• Exercise instructions
Write out the listing below exactly, and omit any images you find in it.

====== Provided records ======

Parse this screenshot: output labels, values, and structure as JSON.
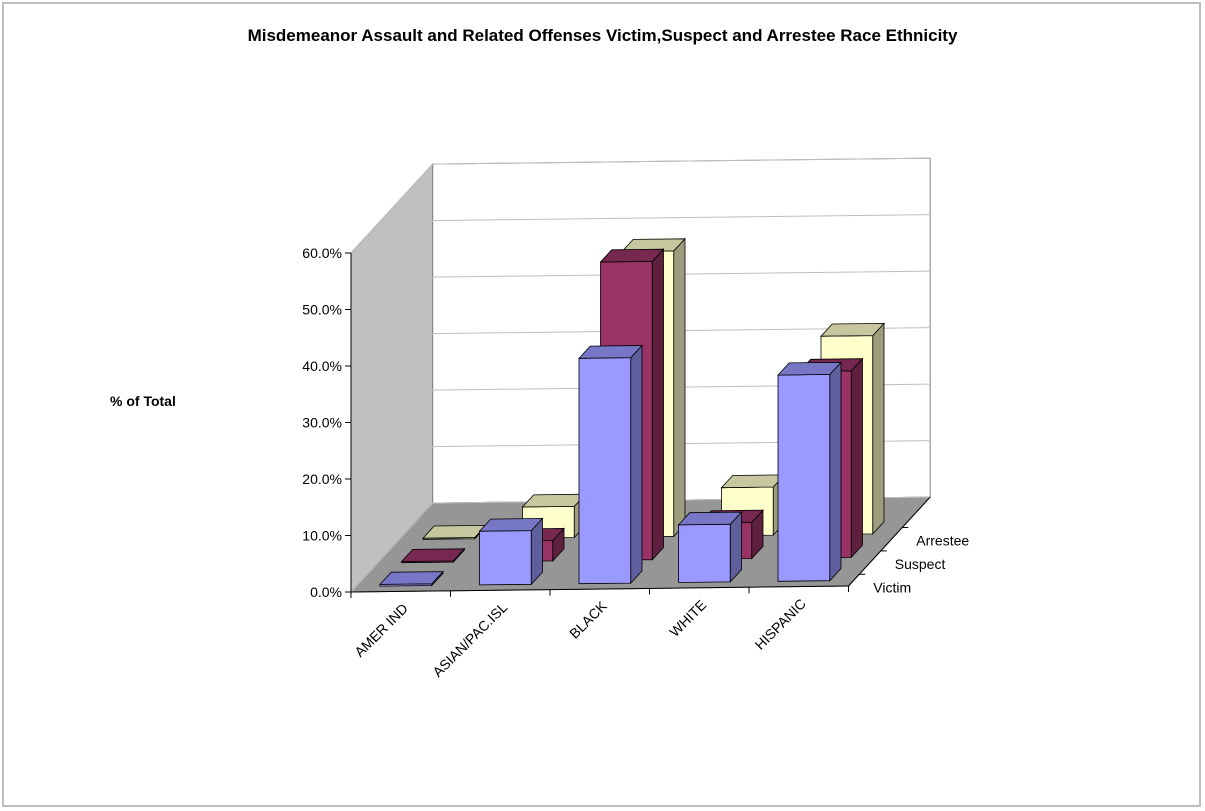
{
  "chart_data": {
    "type": "bar",
    "title": "Misdemeanor Assault and Related Offenses Victim,Suspect and Arrestee Race Ethnicity",
    "ylabel": "% of Total",
    "xlabel": "",
    "categories": [
      "AMER IND",
      "ASIAN/PAC.ISL",
      "BLACK",
      "WHITE",
      "HISPANIC"
    ],
    "series": [
      {
        "name": "Victim",
        "values": [
          0.3,
          9.5,
          39.9,
          10.2,
          36.5
        ],
        "color": "#9999ff"
      },
      {
        "name": "Suspect",
        "values": [
          0.2,
          3.6,
          52.8,
          6.4,
          33.0
        ],
        "color": "#993366"
      },
      {
        "name": "Arrestee",
        "values": [
          0.2,
          5.5,
          50.5,
          8.5,
          35.1
        ],
        "color": "#ffffcc"
      }
    ],
    "ylim": [
      0,
      60
    ],
    "yticks": [
      "0.0%",
      "10.0%",
      "20.0%",
      "30.0%",
      "40.0%",
      "50.0%",
      "60.0%"
    ],
    "grid": true,
    "projection": "3d"
  },
  "colors": {
    "walls": "#c0c0c0",
    "floor": "#969696",
    "frame": "#bdbdbd"
  }
}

======

• Exercise response
Parse this screenshot: output labels, values, and structure as JSON.
{
  "chart_data": {
    "type": "bar",
    "title": "Misdemeanor Assault and Related Offenses Victim,Suspect and Arrestee Race Ethnicity",
    "ylabel": "% of Total",
    "xlabel": "",
    "categories": [
      "AMER IND",
      "ASIAN/PAC.ISL",
      "BLACK",
      "WHITE",
      "HISPANIC"
    ],
    "series": [
      {
        "name": "Victim",
        "values": [
          0.3,
          9.5,
          39.9,
          10.2,
          36.5
        ],
        "color": "#9999ff"
      },
      {
        "name": "Suspect",
        "values": [
          0.2,
          3.6,
          52.8,
          6.4,
          33.0
        ],
        "color": "#993366"
      },
      {
        "name": "Arrestee",
        "values": [
          0.2,
          5.5,
          50.5,
          8.5,
          35.1
        ],
        "color": "#ffffcc"
      }
    ],
    "ylim": [
      0,
      60
    ],
    "yticks": [
      "0.0%",
      "10.0%",
      "20.0%",
      "30.0%",
      "40.0%",
      "50.0%",
      "60.0%"
    ],
    "grid": true,
    "projection": "3d"
  },
  "colors": {
    "walls": "#c0c0c0",
    "floor": "#969696",
    "frame": "#bdbdbd"
  }
}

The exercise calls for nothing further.